• **GIVEN TASK**: Are you able to retype all the records below exactly?

* * * *

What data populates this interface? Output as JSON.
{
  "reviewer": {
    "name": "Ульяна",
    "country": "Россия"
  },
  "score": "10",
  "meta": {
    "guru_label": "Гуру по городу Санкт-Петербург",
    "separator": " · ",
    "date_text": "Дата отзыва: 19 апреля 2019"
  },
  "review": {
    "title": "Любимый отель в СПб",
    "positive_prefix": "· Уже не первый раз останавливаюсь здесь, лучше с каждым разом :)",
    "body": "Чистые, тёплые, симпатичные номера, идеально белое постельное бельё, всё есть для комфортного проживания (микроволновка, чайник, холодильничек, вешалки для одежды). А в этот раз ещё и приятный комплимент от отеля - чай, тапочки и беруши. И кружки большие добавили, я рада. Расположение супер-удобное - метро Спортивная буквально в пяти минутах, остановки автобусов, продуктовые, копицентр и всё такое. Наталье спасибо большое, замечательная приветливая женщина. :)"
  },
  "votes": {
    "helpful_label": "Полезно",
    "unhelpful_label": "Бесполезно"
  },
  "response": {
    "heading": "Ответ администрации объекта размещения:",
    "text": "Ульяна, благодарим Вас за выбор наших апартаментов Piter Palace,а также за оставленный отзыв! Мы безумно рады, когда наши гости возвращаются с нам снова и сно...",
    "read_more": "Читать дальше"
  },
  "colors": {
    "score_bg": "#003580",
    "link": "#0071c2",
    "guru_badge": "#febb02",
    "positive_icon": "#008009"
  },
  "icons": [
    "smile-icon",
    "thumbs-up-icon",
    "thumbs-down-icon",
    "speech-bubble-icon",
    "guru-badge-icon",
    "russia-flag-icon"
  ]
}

* * * *

• **ANSWER TO THIS PROBLEM**:
What data populates this interface? Output as JSON.
{
  "reviewer": {
    "name": "Ульяна",
    "country": "Россия"
  },
  "score": "10",
  "meta": {
    "guru_label": "Гуру по городу Санкт-Петербург",
    "separator": " · ",
    "date_text": "Дата отзыва: 19 апреля 2019"
  },
  "review": {
    "title": "Любимый отель в СПб",
    "positive_prefix": "· Уже не первый раз останавливаюсь здесь, лучше с каждым разом :)",
    "body": "Чистые, тёплые, симпатичные номера, идеально белое постельное бельё, всё есть для комфортного проживания (микроволновка, чайник, холодильничек, вешалки для одежды). А в этот раз ещё и приятный комплимент от отеля - чай, тапочки и беруши. И кружки большие добавили, я рада. Расположение супер-удобное - метро Спортивная буквально в пяти минутах, остановки автобусов, продуктовые, копицентр и всё такое. Наталье спасибо большое, замечательная приветливая женщина. :)"
  },
  "votes": {
    "helpful_label": "Полезно",
    "unhelpful_label": "Бесполезно"
  },
  "response": {
    "heading": "Ответ администрации объекта размещения:",
    "text": "Ульяна, благодарим Вас за выбор наших апартаментов Piter Palace,а также за оставленный отзыв! Мы безумно рады, когда наши гости возвращаются с нам снова и сно...",
    "read_more": "Читать дальше"
  },
  "colors": {
    "score_bg": "#003580",
    "link": "#0071c2",
    "guru_badge": "#febb02",
    "positive_icon": "#008009"
  },
  "icons": [
    "smile-icon",
    "thumbs-up-icon",
    "thumbs-down-icon",
    "speech-bubble-icon",
    "guru-badge-icon",
    "russia-flag-icon"
  ]
}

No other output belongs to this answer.